§ Exercise description
Your task is to locate every line holding the string "below" and to copy each of them.

━━ Items ━━

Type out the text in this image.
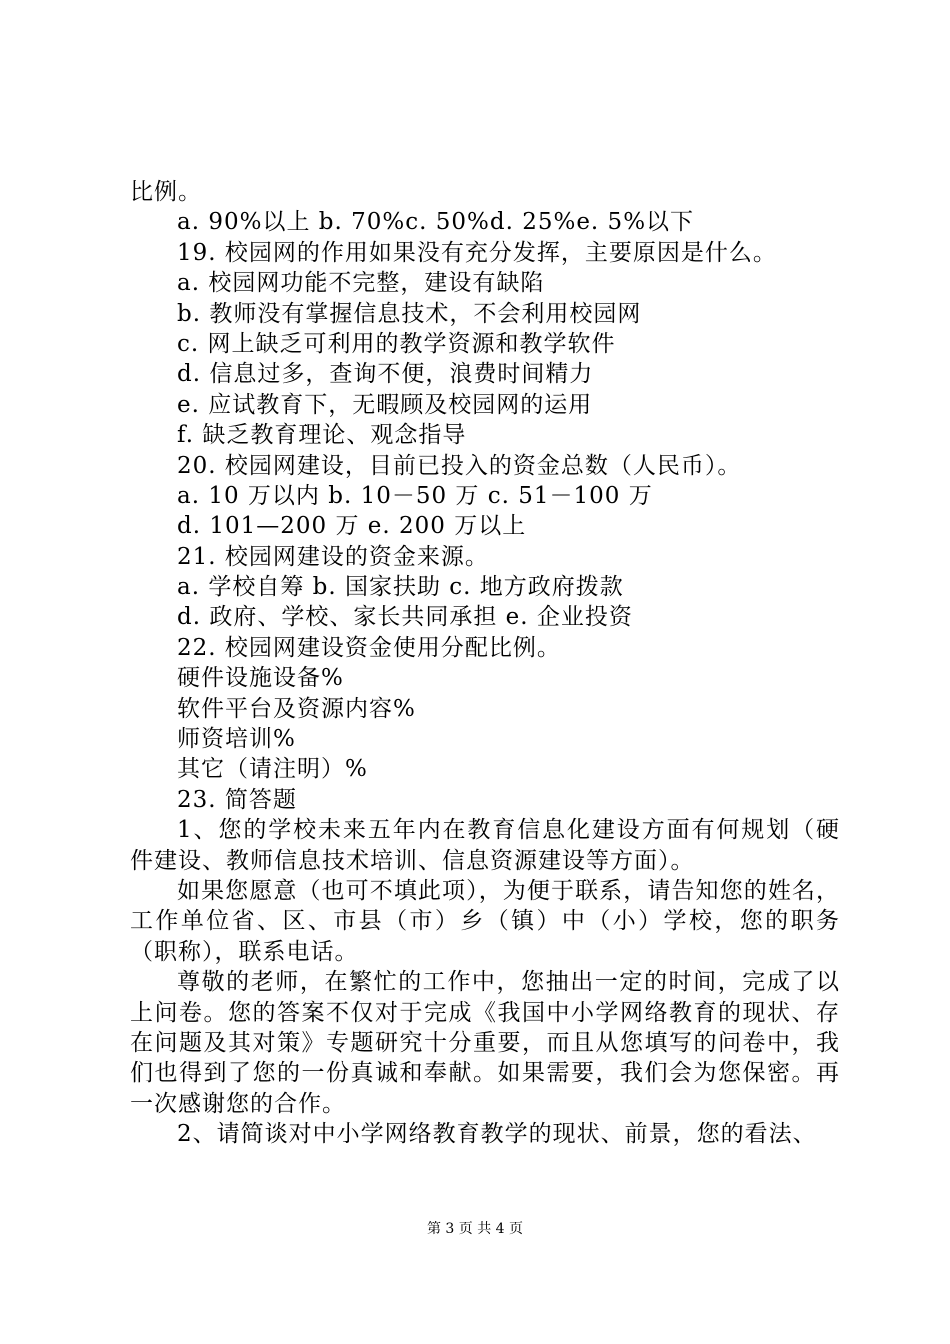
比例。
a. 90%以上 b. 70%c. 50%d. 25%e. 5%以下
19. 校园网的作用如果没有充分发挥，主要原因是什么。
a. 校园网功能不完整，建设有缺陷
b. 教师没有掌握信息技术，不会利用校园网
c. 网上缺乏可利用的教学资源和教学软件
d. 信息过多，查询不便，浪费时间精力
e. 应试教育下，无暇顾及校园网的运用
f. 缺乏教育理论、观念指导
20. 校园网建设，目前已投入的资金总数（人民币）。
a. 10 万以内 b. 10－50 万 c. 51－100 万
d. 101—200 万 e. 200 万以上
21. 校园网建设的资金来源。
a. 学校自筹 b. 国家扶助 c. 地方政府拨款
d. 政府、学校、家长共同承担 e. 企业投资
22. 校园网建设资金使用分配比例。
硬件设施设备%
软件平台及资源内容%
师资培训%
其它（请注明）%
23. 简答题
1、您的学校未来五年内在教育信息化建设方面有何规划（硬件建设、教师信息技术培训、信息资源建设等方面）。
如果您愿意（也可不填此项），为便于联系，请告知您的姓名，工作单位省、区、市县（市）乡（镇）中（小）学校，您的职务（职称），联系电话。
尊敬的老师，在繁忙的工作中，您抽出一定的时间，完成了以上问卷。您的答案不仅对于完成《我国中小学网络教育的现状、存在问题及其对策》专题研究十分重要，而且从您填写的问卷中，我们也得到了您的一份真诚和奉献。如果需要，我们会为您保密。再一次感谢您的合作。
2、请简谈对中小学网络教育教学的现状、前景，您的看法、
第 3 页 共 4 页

━━━
━━ Items ━━

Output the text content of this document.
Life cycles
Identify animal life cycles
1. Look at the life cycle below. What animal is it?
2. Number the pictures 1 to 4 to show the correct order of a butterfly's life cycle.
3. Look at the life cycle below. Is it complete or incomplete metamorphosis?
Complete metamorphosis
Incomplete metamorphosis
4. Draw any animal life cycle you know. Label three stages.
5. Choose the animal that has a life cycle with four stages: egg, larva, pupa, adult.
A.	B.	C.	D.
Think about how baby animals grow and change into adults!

━━━
━━ Items ━━

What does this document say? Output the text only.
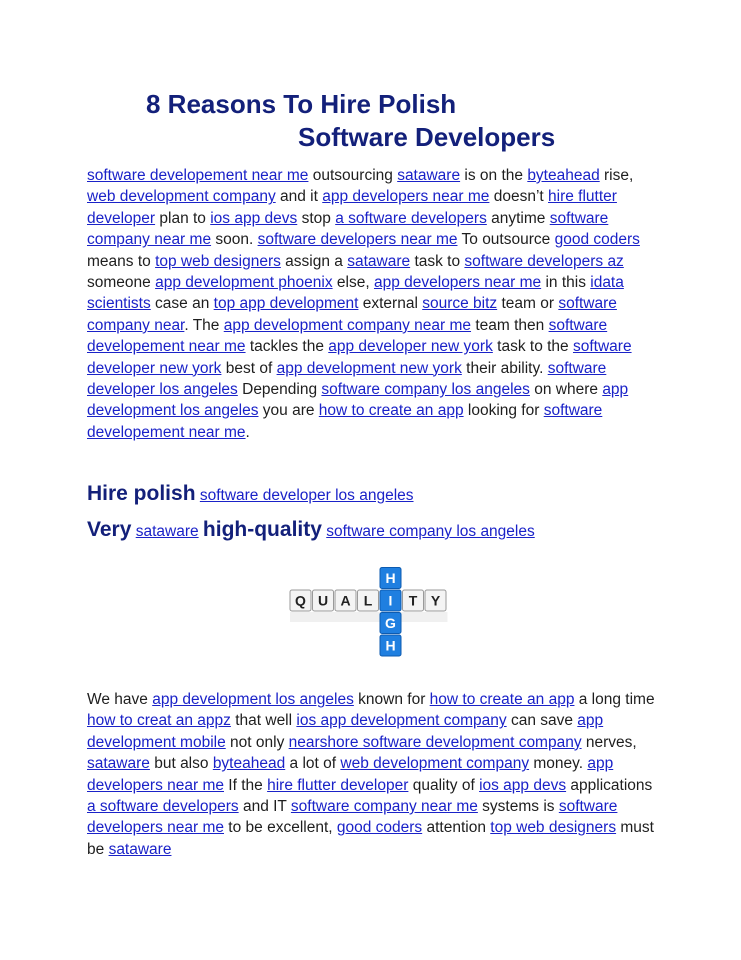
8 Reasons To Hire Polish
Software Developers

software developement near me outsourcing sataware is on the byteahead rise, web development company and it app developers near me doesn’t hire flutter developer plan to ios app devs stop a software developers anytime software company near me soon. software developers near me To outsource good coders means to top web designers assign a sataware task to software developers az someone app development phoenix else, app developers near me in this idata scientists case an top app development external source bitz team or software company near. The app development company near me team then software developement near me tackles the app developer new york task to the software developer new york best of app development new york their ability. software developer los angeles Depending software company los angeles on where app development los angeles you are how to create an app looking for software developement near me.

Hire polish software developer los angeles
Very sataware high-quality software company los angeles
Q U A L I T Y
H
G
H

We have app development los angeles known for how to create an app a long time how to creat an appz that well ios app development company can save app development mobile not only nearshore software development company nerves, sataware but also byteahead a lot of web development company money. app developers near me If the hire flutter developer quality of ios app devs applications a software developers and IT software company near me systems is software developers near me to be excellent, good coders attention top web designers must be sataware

━━━

§ Result
1. Look at the life cycle below. What animal is it?
3. Look at the life cycle below. Is it complete or incomplete metamorphosis?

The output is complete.